======== TASK INPUT ========

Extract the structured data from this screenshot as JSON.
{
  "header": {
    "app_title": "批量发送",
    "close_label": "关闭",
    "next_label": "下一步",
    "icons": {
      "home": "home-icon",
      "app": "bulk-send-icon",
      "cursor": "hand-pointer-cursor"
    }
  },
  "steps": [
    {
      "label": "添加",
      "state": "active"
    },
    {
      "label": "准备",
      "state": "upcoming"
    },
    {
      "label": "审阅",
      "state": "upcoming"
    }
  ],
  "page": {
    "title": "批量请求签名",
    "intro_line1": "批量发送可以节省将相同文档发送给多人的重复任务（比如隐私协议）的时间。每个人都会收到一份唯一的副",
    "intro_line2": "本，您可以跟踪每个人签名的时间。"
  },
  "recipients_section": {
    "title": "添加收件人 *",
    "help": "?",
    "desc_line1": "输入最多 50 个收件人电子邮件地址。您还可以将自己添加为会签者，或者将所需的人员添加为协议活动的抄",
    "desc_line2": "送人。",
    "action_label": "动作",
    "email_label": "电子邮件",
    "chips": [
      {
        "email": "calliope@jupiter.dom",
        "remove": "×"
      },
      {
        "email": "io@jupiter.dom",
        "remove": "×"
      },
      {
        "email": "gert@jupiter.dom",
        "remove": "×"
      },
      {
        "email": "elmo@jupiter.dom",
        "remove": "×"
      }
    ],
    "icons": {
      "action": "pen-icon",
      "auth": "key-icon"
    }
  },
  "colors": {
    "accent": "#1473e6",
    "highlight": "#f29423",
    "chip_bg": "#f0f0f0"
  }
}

========

Write every entry out again exactly.

→ EXERCISE SOLUTION:
Extract the structured data from this screenshot as JSON.
{
  "header": {
    "app_title": "批量发送",
    "close_label": "关闭",
    "next_label": "下一步",
    "icons": {
      "home": "home-icon",
      "app": "bulk-send-icon",
      "cursor": "hand-pointer-cursor"
    }
  },
  "steps": [
    {
      "label": "添加",
      "state": "active"
    },
    {
      "label": "准备",
      "state": "upcoming"
    },
    {
      "label": "审阅",
      "state": "upcoming"
    }
  ],
  "page": {
    "title": "批量请求签名",
    "intro_line1": "批量发送可以节省将相同文档发送给多人的重复任务（比如隐私协议）的时间。每个人都会收到一份唯一的副",
    "intro_line2": "本，您可以跟踪每个人签名的时间。"
  },
  "recipients_section": {
    "title": "添加收件人 *",
    "help": "?",
    "desc_line1": "输入最多 50 个收件人电子邮件地址。您还可以将自己添加为会签者，或者将所需的人员添加为协议活动的抄",
    "desc_line2": "送人。",
    "action_label": "动作",
    "email_label": "电子邮件",
    "chips": [
      {
        "email": "calliope@jupiter.dom",
        "remove": "×"
      },
      {
        "email": "io@jupiter.dom",
        "remove": "×"
      },
      {
        "email": "gert@jupiter.dom",
        "remove": "×"
      },
      {
        "email": "elmo@jupiter.dom",
        "remove": "×"
      }
    ],
    "icons": {
      "action": "pen-icon",
      "auth": "key-icon"
    }
  },
  "colors": {
    "accent": "#1473e6",
    "highlight": "#f29423",
    "chip_bg": "#f0f0f0"
  }
}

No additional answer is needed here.